AIM OF THE TASK
Transcribe the listing exactly, leaving out every picture.

+ + +

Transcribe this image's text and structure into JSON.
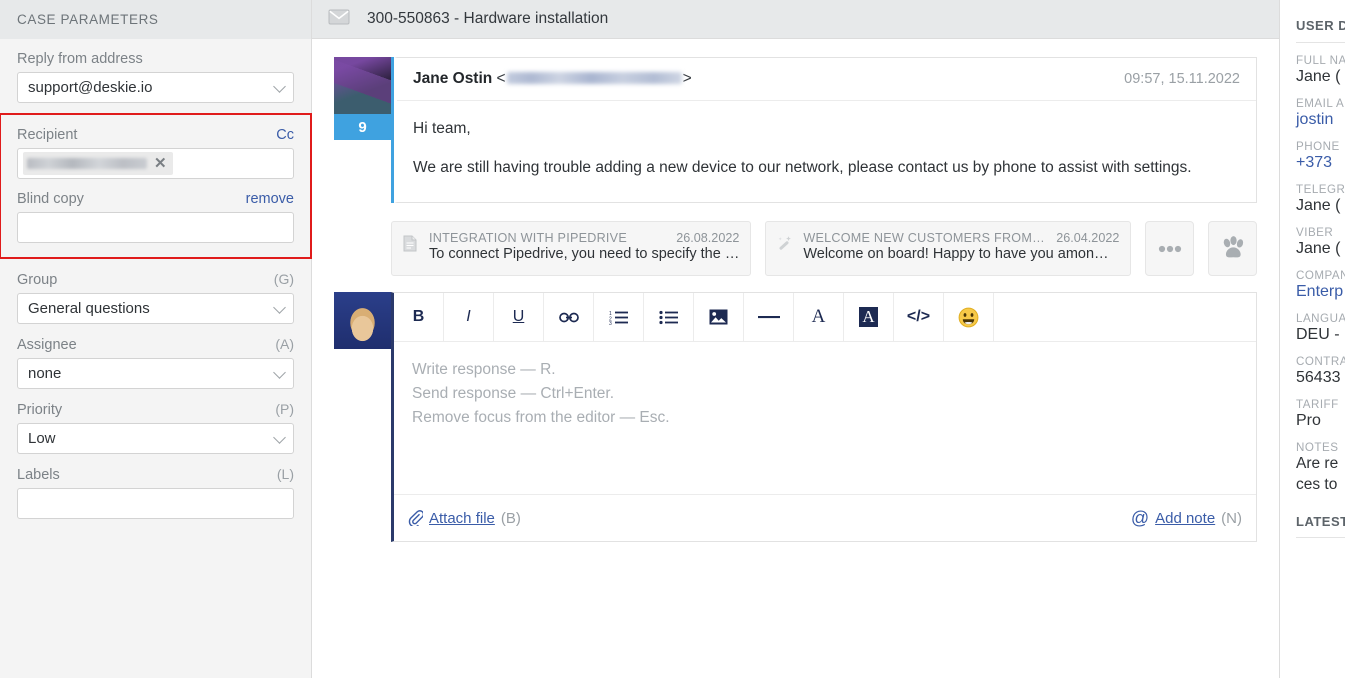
{
  "sidebar": {
    "header": "CASE PARAMETERS",
    "reply_from": {
      "label": "Reply from address",
      "value": "support@deskie.io"
    },
    "recipient": {
      "label": "Recipient",
      "cc_label": "Cc",
      "chip_value": ""
    },
    "blind_copy": {
      "label": "Blind copy",
      "remove_label": "remove",
      "value": ""
    },
    "group": {
      "label": "Group",
      "hint": "(G)",
      "value": "General questions"
    },
    "assignee": {
      "label": "Assignee",
      "hint": "(A)",
      "value": "none"
    },
    "priority": {
      "label": "Priority",
      "hint": "(P)",
      "value": "Low"
    },
    "labels": {
      "label": "Labels",
      "hint": "(L)",
      "value": ""
    }
  },
  "topbar": {
    "title": "300-550863 - Hardware installation",
    "icon": "envelope-icon"
  },
  "message": {
    "author": "Jane Ostin",
    "email_redacted": true,
    "timestamp": "09:57, 15.11.2022",
    "badge_count": "9",
    "body_paragraphs": [
      "Hi team,",
      "We are still having trouble adding a new device to our network, please contact us by phone to assist with settings."
    ]
  },
  "suggestion_cards": [
    {
      "icon": "document-icon",
      "title": "INTEGRATION WITH PIPEDRIVE",
      "date": "26.08.2022",
      "snippet": "To connect Pipedrive, you need to specify the …"
    },
    {
      "icon": "magic-wand-icon",
      "title": "WELCOME NEW CUSTOMERS FROM O…",
      "date": "26.04.2022",
      "snippet": "Welcome on board! Happy to have you amon…"
    }
  ],
  "card_buttons": [
    {
      "name": "more-options-button",
      "glyph": "•••"
    },
    {
      "name": "paw-button",
      "glyph": "paw-icon"
    }
  ],
  "editor": {
    "toolbar": [
      {
        "name": "bold-icon",
        "label": "B"
      },
      {
        "name": "italic-icon",
        "label": "I"
      },
      {
        "name": "underline-icon",
        "label": "U"
      },
      {
        "name": "link-icon",
        "label": "link"
      },
      {
        "name": "ordered-list-icon",
        "label": "ol"
      },
      {
        "name": "unordered-list-icon",
        "label": "ul"
      },
      {
        "name": "image-icon",
        "label": "img"
      },
      {
        "name": "horizontal-rule-icon",
        "label": "hr"
      },
      {
        "name": "text-color-icon",
        "label": "A"
      },
      {
        "name": "highlight-color-icon",
        "label": "A"
      },
      {
        "name": "code-icon",
        "label": "</>"
      },
      {
        "name": "emoji-icon",
        "label": "emoji"
      }
    ],
    "placeholder_lines": [
      "Write response — R.",
      "Send response — Ctrl+Enter.",
      "Remove focus from the editor — Esc."
    ],
    "attach_label": "Attach file",
    "attach_key": "(B)",
    "note_label": "Add note",
    "note_key": "(N)"
  },
  "user_details": {
    "title": "USER D",
    "fields": [
      {
        "label": "FULL NA",
        "value": "Jane (",
        "link": false
      },
      {
        "label": "EMAIL A",
        "value": "jostin",
        "link": true
      },
      {
        "label": "PHONE",
        "value": "+373",
        "link": true
      },
      {
        "label": "TELEGR",
        "value": "Jane (",
        "link": false
      },
      {
        "label": "VIBER",
        "value": "Jane (",
        "link": false
      },
      {
        "label": "COMPAN",
        "value": "Enterp",
        "link": true
      },
      {
        "label": "LANGUA",
        "value": "DEU -",
        "link": false
      },
      {
        "label": "CONTRA",
        "value": "56433",
        "link": false
      },
      {
        "label": "TARIFF",
        "value": "Pro",
        "link": false
      }
    ],
    "notes_label": "NOTES",
    "notes_lines": [
      "Are re",
      "ces to"
    ],
    "footer_title": "LATEST"
  },
  "colors": {
    "highlight_border": "#e01b1b",
    "accent_blue": "#3fa2e0",
    "link_blue": "#3a5ca8",
    "header_gray": "#e7e9ea",
    "sidebar_gray": "#f4f4f4"
  }
}
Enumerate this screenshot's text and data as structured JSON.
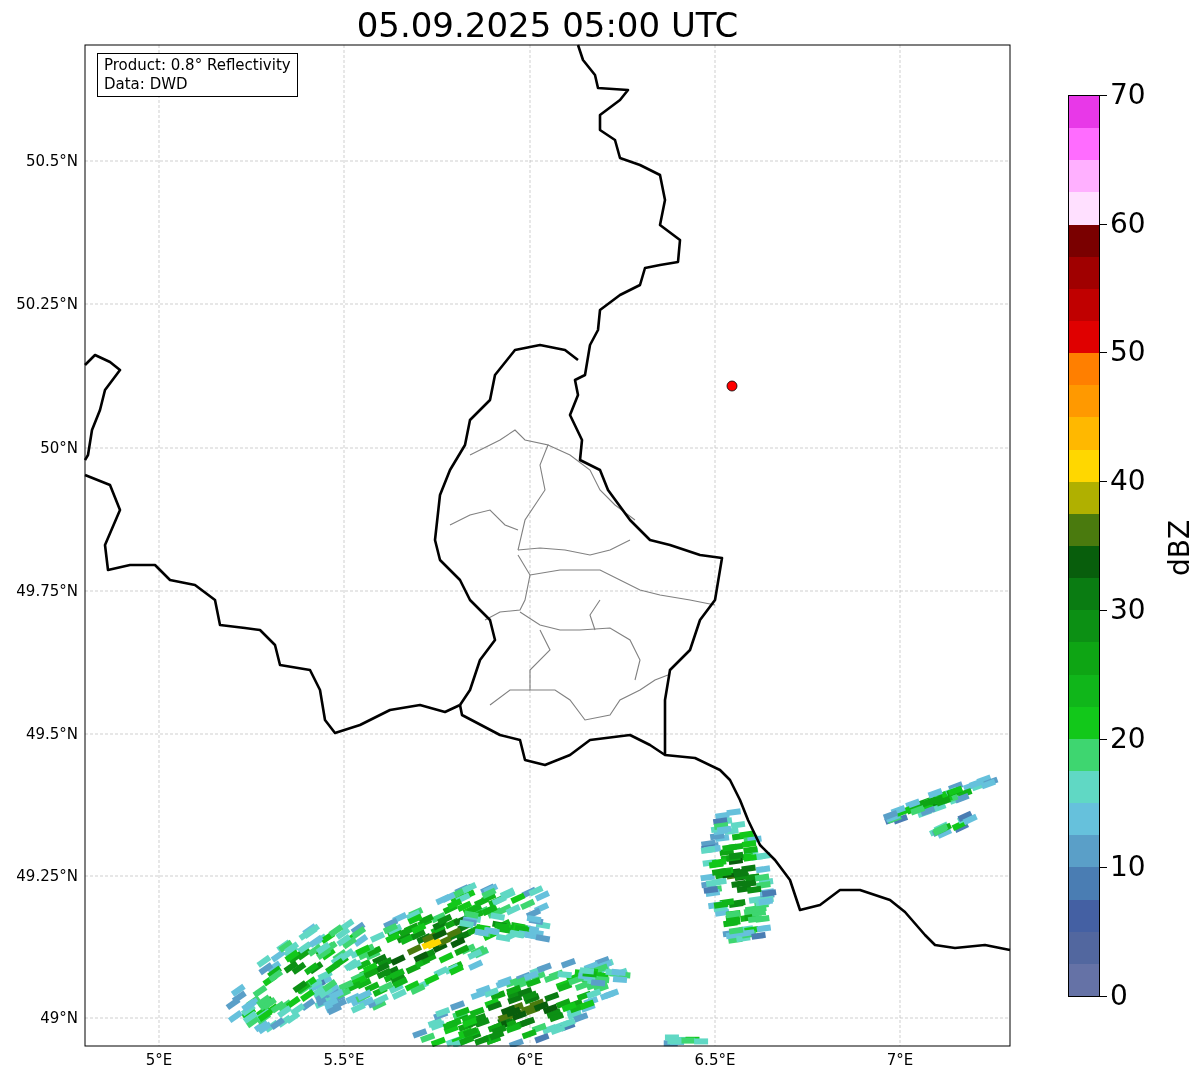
{
  "title": "05.09.2025 05:00 UTC",
  "info_box": {
    "lines": [
      "Product: 0.8° Reflectivity",
      "Data: DWD"
    ]
  },
  "map": {
    "lat_labels": [
      "50.5°N",
      "50.25°N",
      "50°N",
      "49.75°N",
      "49.5°N",
      "49.25°N",
      "49°N"
    ],
    "lon_labels": [
      "5°E",
      "5.5°E",
      "6°E",
      "6.5°E",
      "7°E"
    ],
    "marker": {
      "color": "#ff0000"
    }
  },
  "colorbar": {
    "label": "dBZ",
    "ticks": [
      "70",
      "60",
      "50",
      "40",
      "30",
      "20",
      "10",
      "0"
    ],
    "segments": [
      {
        "color": "#e838e8"
      },
      {
        "color": "#ff6cff"
      },
      {
        "color": "#ffb0ff"
      },
      {
        "color": "#ffe0ff"
      },
      {
        "color": "#7a0000"
      },
      {
        "color": "#a00000"
      },
      {
        "color": "#c00000"
      },
      {
        "color": "#e00000"
      },
      {
        "color": "#ff7f00"
      },
      {
        "color": "#ff9900"
      },
      {
        "color": "#ffb800"
      },
      {
        "color": "#ffd700"
      },
      {
        "color": "#b0b000"
      },
      {
        "color": "#4a7a0e"
      },
      {
        "color": "#085e0c"
      },
      {
        "color": "#0a7c12"
      },
      {
        "color": "#0c9014"
      },
      {
        "color": "#0ea514"
      },
      {
        "color": "#10b61a"
      },
      {
        "color": "#12c81a"
      },
      {
        "color": "#3ed670"
      },
      {
        "color": "#60d8c4"
      },
      {
        "color": "#66c1dc"
      },
      {
        "color": "#5a9fc8"
      },
      {
        "color": "#4a7db3"
      },
      {
        "color": "#4460a3"
      },
      {
        "color": "#52679f"
      },
      {
        "color": "#6572a6"
      }
    ]
  }
}
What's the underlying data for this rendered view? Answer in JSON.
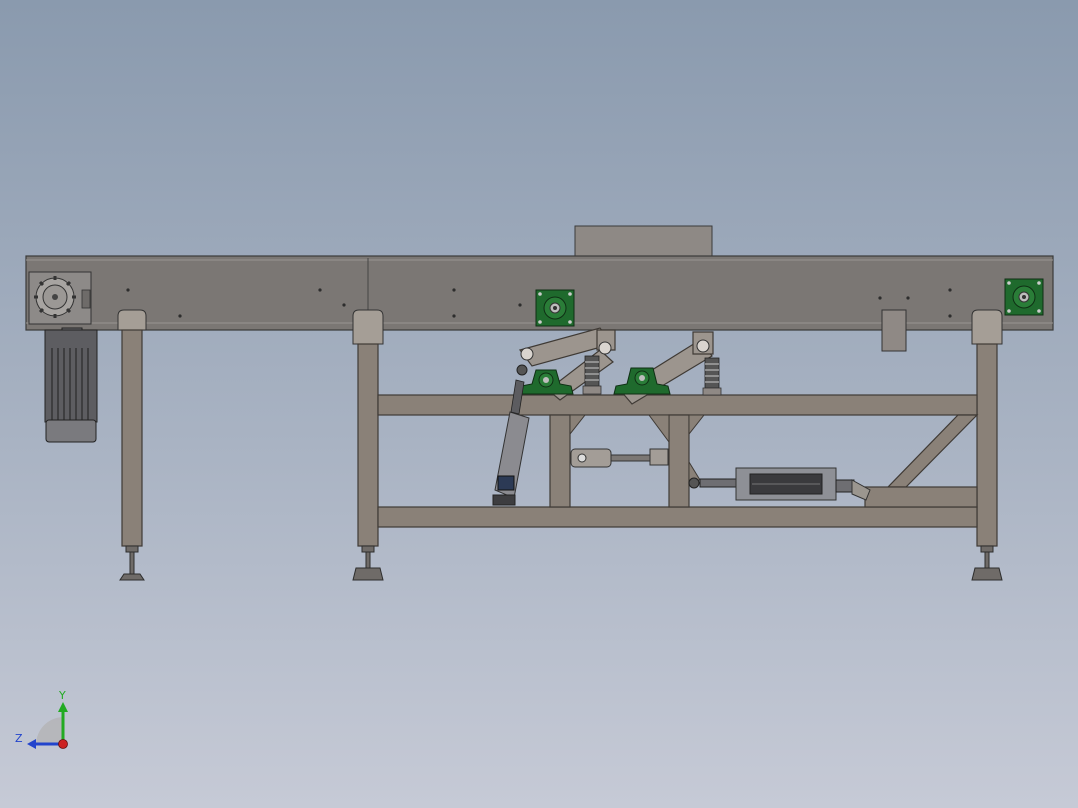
{
  "viewport": {
    "background_top": "#8a9aae",
    "background_bottom": "#c6cad6"
  },
  "triad": {
    "y_label": "Y",
    "z_label": "Z",
    "y_color": "#22aa22",
    "z_color": "#2244cc",
    "x_color": "#cc2222"
  },
  "colors": {
    "frame_fill": "#8a8178",
    "frame_stroke": "#3f3a35",
    "belt_fill": "#7b7774",
    "belt_stroke": "#3a3a3a",
    "bearing_green": "#1f6a2d",
    "motor_fill": "#6d6d70"
  },
  "icons": [
    "axis-triad-icon",
    "gear-icon",
    "bearing-icon"
  ]
}
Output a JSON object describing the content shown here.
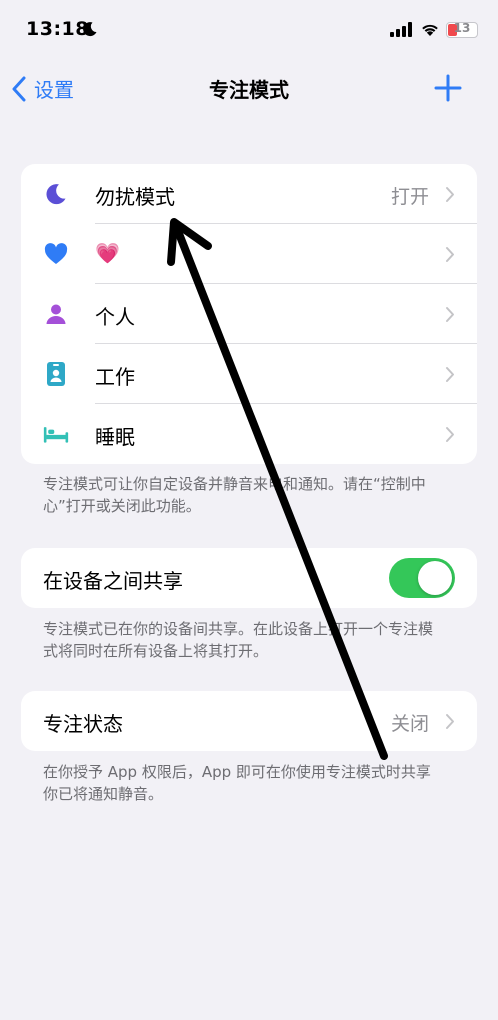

+ + +

WORKED SOLUTION
Transcribe this image's text and structure into JSON.
{
  "sidebar": {
    "header": "CASE PARAMETERS",
    "reply_from": {
      "label": "Reply from address",
      "value": "support@deskie.io"
    },
    "recipient": {
      "label": "Recipient",
      "cc_label": "Cc",
      "chip_value": ""
    },
    "blind_copy": {
      "label": "Blind copy",
      "remove_label": "remove",
      "value": ""
    },
    "group": {
      "label": "Group",
      "hint": "(G)",
      "value": "General questions"
    },
    "assignee": {
      "label": "Assignee",
      "hint": "(A)",
      "value": "none"
    },
    "priority": {
      "label": "Priority",
      "hint": "(P)",
      "value": "Low"
    },
    "labels": {
      "label": "Labels",
      "hint": "(L)",
      "value": ""
    }
  },
  "topbar": {
    "title": "300-550863 - Hardware installation",
    "icon": "envelope-icon"
  },
  "message": {
    "author": "Jane Ostin",
    "email_redacted": true,
    "timestamp": "09:57, 15.11.2022",
    "badge_count": "9",
    "body_paragraphs": [
      "Hi team,",
      "We are still having trouble adding a new device to our network, please contact us by phone to assist with settings."
    ]
  },
  "suggestion_cards": [
    {
      "icon": "document-icon",
      "title": "INTEGRATION WITH PIPEDRIVE",
      "date": "26.08.2022",
      "snippet": "To connect Pipedrive, you need to specify the …"
    },
    {
      "icon": "magic-wand-icon",
      "title": "WELCOME NEW CUSTOMERS FROM O…",
      "date": "26.04.2022",
      "snippet": "Welcome on board! Happy to have you amon…"
    }
  ],
  "card_buttons": [
    {
      "name": "more-options-button",
      "glyph": "•••"
    },
    {
      "name": "paw-button",
      "glyph": "paw-icon"
    }
  ],
  "editor": {
    "toolbar": [
      {
        "name": "bold-icon",
        "label": "B"
      },
      {
        "name": "italic-icon",
        "label": "I"
      },
      {
        "name": "underline-icon",
        "label": "U"
      },
      {
        "name": "link-icon",
        "label": "link"
      },
      {
        "name": "ordered-list-icon",
        "label": "ol"
      },
      {
        "name": "unordered-list-icon",
        "label": "ul"
      },
      {
        "name": "image-icon",
        "label": "img"
      },
      {
        "name": "horizontal-rule-icon",
        "label": "hr"
      },
      {
        "name": "text-color-icon",
        "label": "A"
      },
      {
        "name": "highlight-color-icon",
        "label": "A"
      },
      {
        "name": "code-icon",
        "label": "</>"
      },
      {
        "name": "emoji-icon",
        "label": "emoji"
      }
    ],
    "placeholder_lines": [
      "Write response — R.",
      "Send response — Ctrl+Enter.",
      "Remove focus from the editor — Esc."
    ],
    "attach_label": "Attach file",
    "attach_key": "(B)",
    "note_label": "Add note",
    "note_key": "(N)"
  },
  "user_details": {
    "title": "USER D",
    "fields": [
      {
        "label": "FULL NA",
        "value": "Jane (",
        "link": false
      },
      {
        "label": "EMAIL A",
        "value": "jostin",
        "link": true
      },
      {
        "label": "PHONE",
        "value": "+373",
        "link": true
      },
      {
        "label": "TELEGR",
        "value": "Jane (",
        "link": false
      },
      {
        "label": "VIBER",
        "value": "Jane (",
        "link": false
      },
      {
        "label": "COMPAN",
        "value": "Enterp",
        "link": true
      },
      {
        "label": "LANGUA",
        "value": "DEU -",
        "link": false
      },
      {
        "label": "CONTRA",
        "value": "56433",
        "link": false
      },
      {
        "label": "TARIFF",
        "value": "Pro",
        "link": false
      }
    ],
    "notes_label": "NOTES",
    "notes_lines": [
      "Are re",
      "ces to"
    ],
    "footer_title": "LATEST"
  },
  "colors": {
    "highlight_border": "#e01b1b",
    "accent_blue": "#3fa2e0",
    "link_blue": "#3a5ca8",
    "header_gray": "#e7e9ea",
    "sidebar_gray": "#f4f4f4"
  }
}
Enumerate this screenshot's text and data as structured JSON.
{
  "title": "05.09.2025 05:00 UTC",
  "info_box": {
    "lines": [
      "Product: 0.8° Reflectivity",
      "Data: DWD"
    ]
  },
  "map": {
    "lat_labels": [
      "50.5°N",
      "50.25°N",
      "50°N",
      "49.75°N",
      "49.5°N",
      "49.25°N",
      "49°N"
    ],
    "lon_labels": [
      "5°E",
      "5.5°E",
      "6°E",
      "6.5°E",
      "7°E"
    ],
    "marker": {
      "color": "#ff0000"
    }
  },
  "colorbar": {
    "label": "dBZ",
    "ticks": [
      "70",
      "60",
      "50",
      "40",
      "30",
      "20",
      "10",
      "0"
    ],
    "segments": [
      {
        "color": "#e838e8"
      },
      {
        "color": "#ff6cff"
      },
      {
        "color": "#ffb0ff"
      },
      {
        "color": "#ffe0ff"
      },
      {
        "color": "#7a0000"
      },
      {
        "color": "#a00000"
      },
      {
        "color": "#c00000"
      },
      {
        "color": "#e00000"
      },
      {
        "color": "#ff7f00"
      },
      {
        "color": "#ff9900"
      },
      {
        "color": "#ffb800"
      },
      {
        "color": "#ffd700"
      },
      {
        "color": "#b0b000"
      },
      {
        "color": "#4a7a0e"
      },
      {
        "color": "#085e0c"
      },
      {
        "color": "#0a7c12"
      },
      {
        "color": "#0c9014"
      },
      {
        "color": "#0ea514"
      },
      {
        "color": "#10b61a"
      },
      {
        "color": "#12c81a"
      },
      {
        "color": "#3ed670"
      },
      {
        "color": "#60d8c4"
      },
      {
        "color": "#66c1dc"
      },
      {
        "color": "#5a9fc8"
      },
      {
        "color": "#4a7db3"
      },
      {
        "color": "#4460a3"
      },
      {
        "color": "#52679f"
      },
      {
        "color": "#6572a6"
      }
    ]
  }
}
What's the underlying data for this rendered view? Answer in JSON.
{
  "viewport": {
    "background_top": "#8a9aae",
    "background_bottom": "#c6cad6"
  },
  "triad": {
    "y_label": "Y",
    "z_label": "Z",
    "y_color": "#22aa22",
    "z_color": "#2244cc",
    "x_color": "#cc2222"
  },
  "colors": {
    "frame_fill": "#8a8178",
    "frame_stroke": "#3f3a35",
    "belt_fill": "#7b7774",
    "belt_stroke": "#3a3a3a",
    "bearing_green": "#1f6a2d",
    "motor_fill": "#6d6d70"
  },
  "icons": [
    "axis-triad-icon",
    "gear-icon",
    "bearing-icon"
  ]
}
Output a JSON object describing the content shown here.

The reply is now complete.